◆ **SHORT PROBLEM**
Transcribe the records below exactly, leaving out any pictures.
# Start of RECORDS FOR THE EXERCISE
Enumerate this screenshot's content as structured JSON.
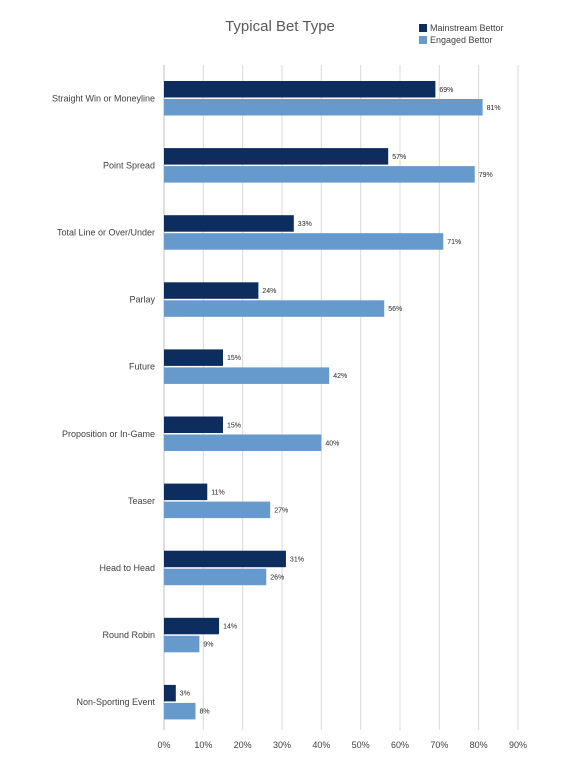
{
  "colors": {
    "mainstream": "#0c2d5e",
    "engaged": "#6699cc"
  },
  "chart_data": {
    "type": "bar",
    "orientation": "horizontal",
    "title": "Typical Bet Type",
    "xlabel": "",
    "ylabel": "",
    "xlim": [
      0,
      90
    ],
    "xticks": [
      "0%",
      "10%",
      "20%",
      "30%",
      "40%",
      "50%",
      "60%",
      "70%",
      "80%",
      "90%"
    ],
    "grid": true,
    "legend_position": "top-right",
    "categories": [
      "Straight Win or Moneyline",
      "Point Spread",
      "Total Line or Over/Under",
      "Parlay",
      "Future",
      "Proposition or In-Game",
      "Teaser",
      "Head to Head",
      "Round Robin",
      "Non-Sporting Event"
    ],
    "series": [
      {
        "name": "Mainstream Bettor",
        "values": [
          69,
          57,
          33,
          24,
          15,
          15,
          11,
          31,
          14,
          3
        ],
        "labels": [
          "69%",
          "57%",
          "33%",
          "24%",
          "15%",
          "15%",
          "11%",
          "31%",
          "14%",
          "3%"
        ]
      },
      {
        "name": "Engaged Bettor",
        "values": [
          81,
          79,
          71,
          56,
          42,
          40,
          27,
          26,
          9,
          8
        ],
        "labels": [
          "81%",
          "79%",
          "71%",
          "56%",
          "42%",
          "40%",
          "27%",
          "26%",
          "9%",
          "8%"
        ]
      }
    ]
  }
}
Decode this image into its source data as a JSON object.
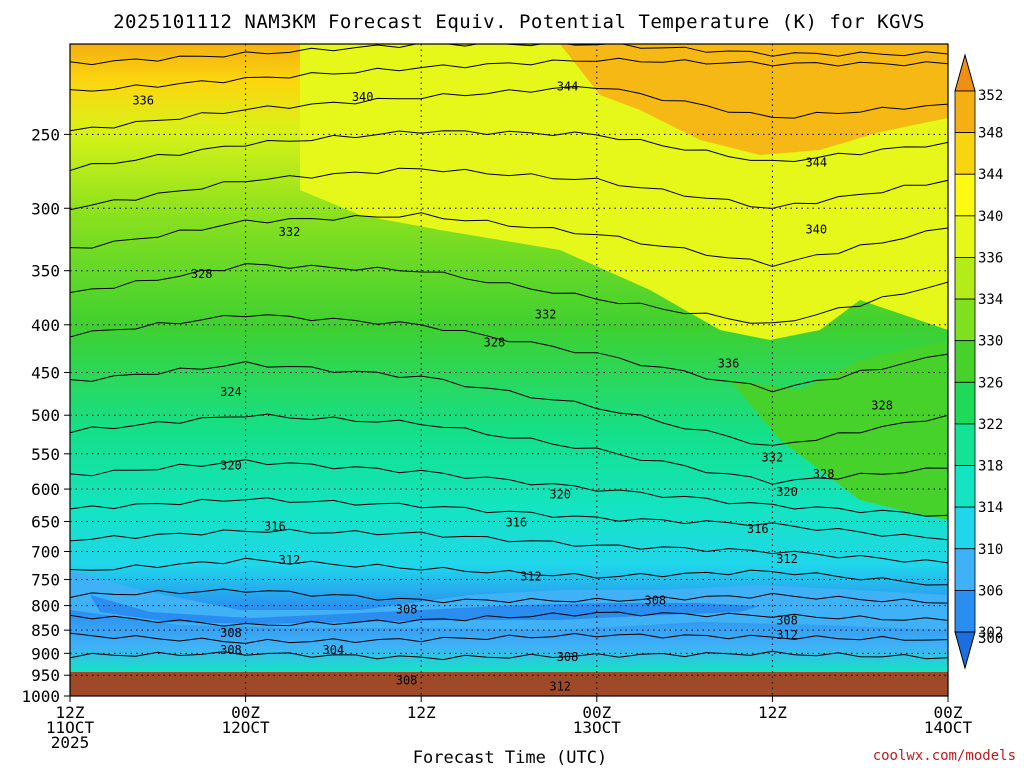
{
  "chart_data": {
    "type": "heatmap",
    "title": "2025101112 NAM3KM Forecast Equiv. Potential Temperature (K) for KGVS",
    "xlabel": "Forecast Time (UTC)",
    "ylabel": "",
    "x_ticks": [
      {
        "line1": "12Z",
        "line2": "11OCT",
        "line3": "2025",
        "hour": 0
      },
      {
        "line1": "00Z",
        "line2": "12OCT",
        "line3": "",
        "hour": 12
      },
      {
        "line1": "12Z",
        "line2": "",
        "line3": "",
        "hour": 24
      },
      {
        "line1": "00Z",
        "line2": "13OCT",
        "line3": "",
        "hour": 36
      },
      {
        "line1": "12Z",
        "line2": "",
        "line3": "",
        "hour": 48
      },
      {
        "line1": "00Z",
        "line2": "14OCT",
        "line3": "",
        "hour": 60
      }
    ],
    "xlim": [
      0,
      60
    ],
    "y_ticks": [
      250,
      300,
      350,
      400,
      450,
      500,
      550,
      600,
      650,
      700,
      750,
      800,
      850,
      900,
      950,
      1000
    ],
    "ylim": [
      1000,
      200
    ],
    "y_scale": "log",
    "grid": true,
    "colorbar": {
      "levels": [
        300,
        302,
        306,
        310,
        314,
        318,
        322,
        326,
        330,
        334,
        336,
        340,
        344,
        348,
        352
      ],
      "colors": [
        "#1a6fe0",
        "#2a8ef0",
        "#3fb2f7",
        "#20d6ea",
        "#14e4c2",
        "#14e394",
        "#1fda58",
        "#46d22a",
        "#7ee01f",
        "#b4ec1a",
        "#e6f81a",
        "#fcfa12",
        "#f8d60f",
        "#f4b012",
        "#ef9014"
      ]
    },
    "contour_labels": [
      {
        "text": "336",
        "hour": 5.0,
        "p": 230
      },
      {
        "text": "340",
        "hour": 20.0,
        "p": 228
      },
      {
        "text": "344",
        "hour": 34.0,
        "p": 222
      },
      {
        "text": "344",
        "hour": 51.0,
        "p": 268
      },
      {
        "text": "332",
        "hour": 15.0,
        "p": 318
      },
      {
        "text": "340",
        "hour": 51.0,
        "p": 316
      },
      {
        "text": "328",
        "hour": 9.0,
        "p": 353
      },
      {
        "text": "332",
        "hour": 32.5,
        "p": 390
      },
      {
        "text": "328",
        "hour": 29.0,
        "p": 418
      },
      {
        "text": "336",
        "hour": 45.0,
        "p": 440
      },
      {
        "text": "324",
        "hour": 11.0,
        "p": 472
      },
      {
        "text": "328",
        "hour": 55.5,
        "p": 488
      },
      {
        "text": "332",
        "hour": 48.0,
        "p": 555
      },
      {
        "text": "328",
        "hour": 51.5,
        "p": 578
      },
      {
        "text": "320",
        "hour": 11.0,
        "p": 566
      },
      {
        "text": "320",
        "hour": 33.5,
        "p": 608
      },
      {
        "text": "320",
        "hour": 49.0,
        "p": 604
      },
      {
        "text": "316",
        "hour": 14.0,
        "p": 658
      },
      {
        "text": "316",
        "hour": 30.5,
        "p": 652
      },
      {
        "text": "316",
        "hour": 47.0,
        "p": 662
      },
      {
        "text": "312",
        "hour": 15.0,
        "p": 715
      },
      {
        "text": "312",
        "hour": 31.5,
        "p": 745
      },
      {
        "text": "312",
        "hour": 49.0,
        "p": 713
      },
      {
        "text": "308",
        "hour": 23.0,
        "p": 808
      },
      {
        "text": "308",
        "hour": 40.0,
        "p": 790
      },
      {
        "text": "308",
        "hour": 49.0,
        "p": 830
      },
      {
        "text": "312",
        "hour": 49.0,
        "p": 860
      },
      {
        "text": "308",
        "hour": 11.0,
        "p": 856
      },
      {
        "text": "308",
        "hour": 11.0,
        "p": 893
      },
      {
        "text": "304",
        "hour": 18.0,
        "p": 893
      },
      {
        "text": "308",
        "hour": 34.0,
        "p": 908
      },
      {
        "text": "308",
        "hour": 23.0,
        "p": 962
      },
      {
        "text": "312",
        "hour": 33.5,
        "p": 977
      }
    ]
  },
  "credit": "coolwx.com/models"
}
# End of RECORDS FOR THE EXERCISE
◆ **ANSWER IN FULL**
Enumerate this screenshot's content as structured JSON.
{
  "colors": {
    "mainstream": "#0c2d5e",
    "engaged": "#6699cc"
  },
  "chart_data": {
    "type": "bar",
    "orientation": "horizontal",
    "title": "Typical Bet Type",
    "xlabel": "",
    "ylabel": "",
    "xlim": [
      0,
      90
    ],
    "xticks": [
      "0%",
      "10%",
      "20%",
      "30%",
      "40%",
      "50%",
      "60%",
      "70%",
      "80%",
      "90%"
    ],
    "grid": true,
    "legend_position": "top-right",
    "categories": [
      "Straight Win or Moneyline",
      "Point Spread",
      "Total Line or Over/Under",
      "Parlay",
      "Future",
      "Proposition or In-Game",
      "Teaser",
      "Head to Head",
      "Round Robin",
      "Non-Sporting Event"
    ],
    "series": [
      {
        "name": "Mainstream Bettor",
        "values": [
          69,
          57,
          33,
          24,
          15,
          15,
          11,
          31,
          14,
          3
        ],
        "labels": [
          "69%",
          "57%",
          "33%",
          "24%",
          "15%",
          "15%",
          "11%",
          "31%",
          "14%",
          "3%"
        ]
      },
      {
        "name": "Engaged Bettor",
        "values": [
          81,
          79,
          71,
          56,
          42,
          40,
          27,
          26,
          9,
          8
        ],
        "labels": [
          "81%",
          "79%",
          "71%",
          "56%",
          "42%",
          "40%",
          "27%",
          "26%",
          "9%",
          "8%"
        ]
      }
    ]
  }
}
Decode this image into its source data as a JSON object.
{
  "chart_data": {
    "type": "heatmap",
    "title": "2025101112 NAM3KM Forecast Equiv. Potential Temperature (K) for KGVS",
    "xlabel": "Forecast Time (UTC)",
    "ylabel": "",
    "x_ticks": [
      {
        "line1": "12Z",
        "line2": "11OCT",
        "line3": "2025",
        "hour": 0
      },
      {
        "line1": "00Z",
        "line2": "12OCT",
        "line3": "",
        "hour": 12
      },
      {
        "line1": "12Z",
        "line2": "",
        "line3": "",
        "hour": 24
      },
      {
        "line1": "00Z",
        "line2": "13OCT",
        "line3": "",
        "hour": 36
      },
      {
        "line1": "12Z",
        "line2": "",
        "line3": "",
        "hour": 48
      },
      {
        "line1": "00Z",
        "line2": "14OCT",
        "line3": "",
        "hour": 60
      }
    ],
    "xlim": [
      0,
      60
    ],
    "y_ticks": [
      250,
      300,
      350,
      400,
      450,
      500,
      550,
      600,
      650,
      700,
      750,
      800,
      850,
      900,
      950,
      1000
    ],
    "ylim": [
      1000,
      200
    ],
    "y_scale": "log",
    "grid": true,
    "colorbar": {
      "levels": [
        300,
        302,
        306,
        310,
        314,
        318,
        322,
        326,
        330,
        334,
        336,
        340,
        344,
        348,
        352
      ],
      "colors": [
        "#1a6fe0",
        "#2a8ef0",
        "#3fb2f7",
        "#20d6ea",
        "#14e4c2",
        "#14e394",
        "#1fda58",
        "#46d22a",
        "#7ee01f",
        "#b4ec1a",
        "#e6f81a",
        "#fcfa12",
        "#f8d60f",
        "#f4b012",
        "#ef9014"
      ]
    },
    "contour_labels": [
      {
        "text": "336",
        "hour": 5.0,
        "p": 230
      },
      {
        "text": "340",
        "hour": 20.0,
        "p": 228
      },
      {
        "text": "344",
        "hour": 34.0,
        "p": 222
      },
      {
        "text": "344",
        "hour": 51.0,
        "p": 268
      },
      {
        "text": "332",
        "hour": 15.0,
        "p": 318
      },
      {
        "text": "340",
        "hour": 51.0,
        "p": 316
      },
      {
        "text": "328",
        "hour": 9.0,
        "p": 353
      },
      {
        "text": "332",
        "hour": 32.5,
        "p": 390
      },
      {
        "text": "328",
        "hour": 29.0,
        "p": 418
      },
      {
        "text": "336",
        "hour": 45.0,
        "p": 440
      },
      {
        "text": "324",
        "hour": 11.0,
        "p": 472
      },
      {
        "text": "328",
        "hour": 55.5,
        "p": 488
      },
      {
        "text": "332",
        "hour": 48.0,
        "p": 555
      },
      {
        "text": "328",
        "hour": 51.5,
        "p": 578
      },
      {
        "text": "320",
        "hour": 11.0,
        "p": 566
      },
      {
        "text": "320",
        "hour": 33.5,
        "p": 608
      },
      {
        "text": "320",
        "hour": 49.0,
        "p": 604
      },
      {
        "text": "316",
        "hour": 14.0,
        "p": 658
      },
      {
        "text": "316",
        "hour": 30.5,
        "p": 652
      },
      {
        "text": "316",
        "hour": 47.0,
        "p": 662
      },
      {
        "text": "312",
        "hour": 15.0,
        "p": 715
      },
      {
        "text": "312",
        "hour": 31.5,
        "p": 745
      },
      {
        "text": "312",
        "hour": 49.0,
        "p": 713
      },
      {
        "text": "308",
        "hour": 23.0,
        "p": 808
      },
      {
        "text": "308",
        "hour": 40.0,
        "p": 790
      },
      {
        "text": "308",
        "hour": 49.0,
        "p": 830
      },
      {
        "text": "312",
        "hour": 49.0,
        "p": 860
      },
      {
        "text": "308",
        "hour": 11.0,
        "p": 856
      },
      {
        "text": "308",
        "hour": 11.0,
        "p": 893
      },
      {
        "text": "304",
        "hour": 18.0,
        "p": 893
      },
      {
        "text": "308",
        "hour": 34.0,
        "p": 908
      },
      {
        "text": "308",
        "hour": 23.0,
        "p": 962
      },
      {
        "text": "312",
        "hour": 33.5,
        "p": 977
      }
    ]
  },
  "credit": "coolwx.com/models"
}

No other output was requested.